§ Data for the task:
::::

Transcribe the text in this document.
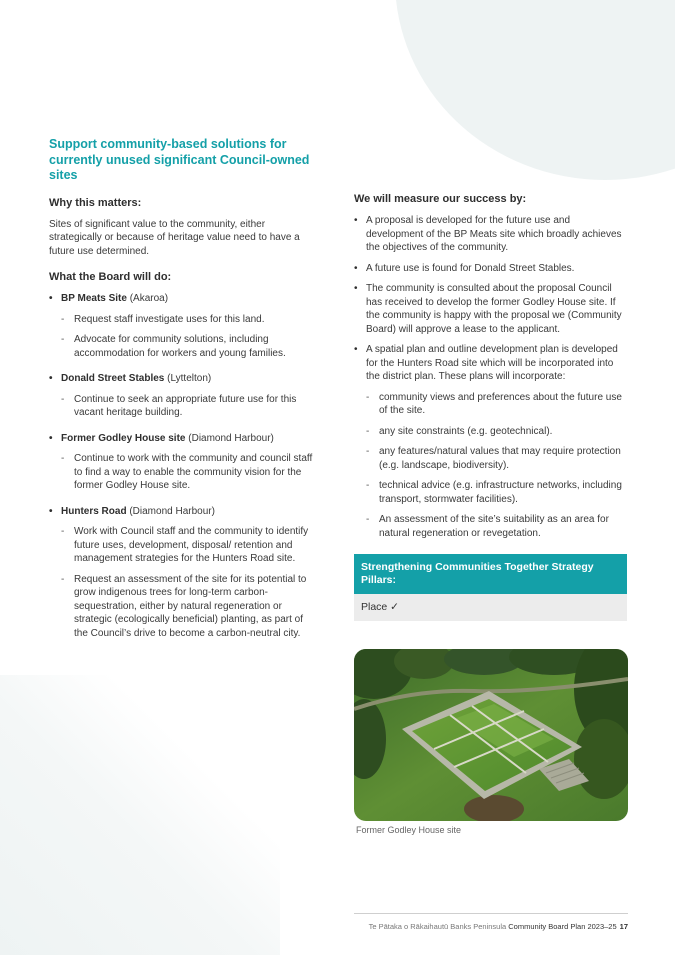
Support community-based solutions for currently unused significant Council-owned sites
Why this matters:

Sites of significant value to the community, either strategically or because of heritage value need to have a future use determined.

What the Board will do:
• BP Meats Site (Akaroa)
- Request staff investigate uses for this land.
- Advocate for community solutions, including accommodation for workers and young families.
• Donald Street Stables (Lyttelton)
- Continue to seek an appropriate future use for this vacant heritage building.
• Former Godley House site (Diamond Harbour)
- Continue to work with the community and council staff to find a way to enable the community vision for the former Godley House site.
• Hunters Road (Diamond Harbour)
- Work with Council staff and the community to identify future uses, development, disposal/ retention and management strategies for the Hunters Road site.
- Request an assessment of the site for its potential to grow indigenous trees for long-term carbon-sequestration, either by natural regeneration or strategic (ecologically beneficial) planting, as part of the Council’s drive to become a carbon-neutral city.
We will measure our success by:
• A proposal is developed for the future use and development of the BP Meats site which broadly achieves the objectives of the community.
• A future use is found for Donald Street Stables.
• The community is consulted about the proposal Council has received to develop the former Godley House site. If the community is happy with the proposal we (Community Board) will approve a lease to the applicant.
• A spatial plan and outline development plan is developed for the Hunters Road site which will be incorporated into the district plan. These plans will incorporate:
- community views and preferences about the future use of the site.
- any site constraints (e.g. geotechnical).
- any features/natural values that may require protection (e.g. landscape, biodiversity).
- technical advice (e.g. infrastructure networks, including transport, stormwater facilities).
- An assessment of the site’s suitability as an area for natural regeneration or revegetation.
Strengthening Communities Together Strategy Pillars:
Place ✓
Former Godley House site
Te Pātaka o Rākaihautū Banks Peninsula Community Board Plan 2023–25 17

::::

§ Short task: Find all the lines containing "Diamond" in the material, then copy them.

§ Answer for this exercise:
• Former Godley House site (Diamond Harbour)
• Hunters Road (Diamond Harbour)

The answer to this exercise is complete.